Count how many lines have the word "időszakok" in them. Reply with that number by itself.
>> start Data for this exercise
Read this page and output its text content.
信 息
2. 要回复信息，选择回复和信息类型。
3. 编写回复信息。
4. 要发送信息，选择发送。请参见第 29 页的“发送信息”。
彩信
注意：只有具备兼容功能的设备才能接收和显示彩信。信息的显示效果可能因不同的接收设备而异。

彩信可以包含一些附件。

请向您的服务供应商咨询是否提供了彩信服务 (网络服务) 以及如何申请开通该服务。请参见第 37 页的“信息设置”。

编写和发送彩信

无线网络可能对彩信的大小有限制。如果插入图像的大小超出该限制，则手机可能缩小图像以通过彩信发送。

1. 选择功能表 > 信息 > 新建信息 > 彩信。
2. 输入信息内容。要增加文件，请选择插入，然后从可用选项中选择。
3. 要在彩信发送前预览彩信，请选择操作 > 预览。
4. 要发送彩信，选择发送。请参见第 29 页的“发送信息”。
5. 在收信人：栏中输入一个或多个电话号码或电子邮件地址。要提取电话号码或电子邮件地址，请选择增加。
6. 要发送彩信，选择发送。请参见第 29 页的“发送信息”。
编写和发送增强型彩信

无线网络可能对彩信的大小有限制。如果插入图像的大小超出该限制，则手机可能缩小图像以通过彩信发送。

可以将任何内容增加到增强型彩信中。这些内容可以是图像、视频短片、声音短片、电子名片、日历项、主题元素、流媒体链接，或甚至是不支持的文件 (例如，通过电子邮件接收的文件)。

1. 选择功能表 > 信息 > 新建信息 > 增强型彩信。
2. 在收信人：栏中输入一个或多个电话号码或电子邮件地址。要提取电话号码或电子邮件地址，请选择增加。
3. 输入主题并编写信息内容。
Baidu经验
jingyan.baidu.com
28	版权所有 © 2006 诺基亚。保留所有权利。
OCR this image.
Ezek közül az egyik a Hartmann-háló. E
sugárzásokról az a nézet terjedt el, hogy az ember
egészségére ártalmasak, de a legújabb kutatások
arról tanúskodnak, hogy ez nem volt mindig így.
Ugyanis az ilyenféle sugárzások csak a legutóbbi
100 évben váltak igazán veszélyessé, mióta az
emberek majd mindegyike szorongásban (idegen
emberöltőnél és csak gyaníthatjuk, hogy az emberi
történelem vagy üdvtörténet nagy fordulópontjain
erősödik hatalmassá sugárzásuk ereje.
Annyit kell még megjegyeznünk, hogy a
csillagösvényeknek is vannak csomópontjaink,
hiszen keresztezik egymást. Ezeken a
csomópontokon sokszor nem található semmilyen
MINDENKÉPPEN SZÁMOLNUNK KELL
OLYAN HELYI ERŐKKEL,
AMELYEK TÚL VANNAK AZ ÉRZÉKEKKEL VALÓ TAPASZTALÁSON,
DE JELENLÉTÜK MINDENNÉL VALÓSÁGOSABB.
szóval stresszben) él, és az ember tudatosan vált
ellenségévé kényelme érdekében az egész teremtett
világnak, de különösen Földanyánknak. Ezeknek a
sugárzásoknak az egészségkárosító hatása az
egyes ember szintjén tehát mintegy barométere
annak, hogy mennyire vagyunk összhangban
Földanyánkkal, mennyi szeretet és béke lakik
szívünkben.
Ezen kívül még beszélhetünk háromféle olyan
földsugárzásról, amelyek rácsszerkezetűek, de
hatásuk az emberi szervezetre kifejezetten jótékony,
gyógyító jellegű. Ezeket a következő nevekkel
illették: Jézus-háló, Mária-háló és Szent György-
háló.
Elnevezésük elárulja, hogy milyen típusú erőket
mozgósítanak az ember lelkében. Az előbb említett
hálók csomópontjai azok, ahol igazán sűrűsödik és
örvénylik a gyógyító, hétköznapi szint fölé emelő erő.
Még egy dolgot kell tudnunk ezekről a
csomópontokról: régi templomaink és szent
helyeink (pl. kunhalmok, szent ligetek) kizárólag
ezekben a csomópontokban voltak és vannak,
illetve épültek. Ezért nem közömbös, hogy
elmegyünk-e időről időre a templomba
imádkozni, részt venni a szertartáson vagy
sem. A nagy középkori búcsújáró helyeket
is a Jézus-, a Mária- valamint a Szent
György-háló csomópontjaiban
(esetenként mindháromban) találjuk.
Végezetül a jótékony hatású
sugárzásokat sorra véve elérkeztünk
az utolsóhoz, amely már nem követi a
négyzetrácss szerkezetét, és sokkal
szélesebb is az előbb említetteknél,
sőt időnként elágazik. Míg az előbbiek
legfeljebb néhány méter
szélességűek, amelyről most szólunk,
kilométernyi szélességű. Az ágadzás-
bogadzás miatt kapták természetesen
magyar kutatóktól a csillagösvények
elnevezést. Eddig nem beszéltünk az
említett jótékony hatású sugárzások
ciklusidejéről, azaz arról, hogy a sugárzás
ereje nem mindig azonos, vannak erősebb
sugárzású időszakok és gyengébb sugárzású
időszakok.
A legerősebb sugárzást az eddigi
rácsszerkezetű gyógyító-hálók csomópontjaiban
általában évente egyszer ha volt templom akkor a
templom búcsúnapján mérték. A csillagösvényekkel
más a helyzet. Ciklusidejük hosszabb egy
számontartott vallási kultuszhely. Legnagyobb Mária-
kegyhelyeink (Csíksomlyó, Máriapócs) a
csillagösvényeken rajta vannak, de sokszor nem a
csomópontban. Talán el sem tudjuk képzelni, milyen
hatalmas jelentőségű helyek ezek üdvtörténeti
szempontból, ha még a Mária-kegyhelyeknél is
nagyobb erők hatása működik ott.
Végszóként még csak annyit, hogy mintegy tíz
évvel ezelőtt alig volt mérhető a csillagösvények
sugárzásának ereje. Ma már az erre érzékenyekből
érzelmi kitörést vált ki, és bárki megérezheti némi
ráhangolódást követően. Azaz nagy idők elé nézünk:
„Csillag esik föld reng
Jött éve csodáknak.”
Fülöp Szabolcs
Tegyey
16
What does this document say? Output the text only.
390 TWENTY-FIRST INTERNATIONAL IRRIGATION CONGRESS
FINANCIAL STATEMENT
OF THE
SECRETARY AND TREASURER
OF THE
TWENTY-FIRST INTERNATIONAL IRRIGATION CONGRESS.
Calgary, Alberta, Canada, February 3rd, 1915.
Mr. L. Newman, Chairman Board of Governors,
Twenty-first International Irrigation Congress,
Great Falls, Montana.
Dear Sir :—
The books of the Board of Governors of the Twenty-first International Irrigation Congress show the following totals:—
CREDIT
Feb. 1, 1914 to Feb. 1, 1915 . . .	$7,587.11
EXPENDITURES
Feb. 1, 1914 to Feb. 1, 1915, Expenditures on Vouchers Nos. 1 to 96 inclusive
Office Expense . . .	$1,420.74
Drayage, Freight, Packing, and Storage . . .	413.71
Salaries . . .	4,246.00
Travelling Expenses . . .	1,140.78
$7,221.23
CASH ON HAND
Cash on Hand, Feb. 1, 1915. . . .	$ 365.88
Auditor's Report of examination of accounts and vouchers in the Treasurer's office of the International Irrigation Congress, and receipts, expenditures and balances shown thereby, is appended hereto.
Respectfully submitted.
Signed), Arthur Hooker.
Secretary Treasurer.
>> end Data for this exercise
- **Output**
2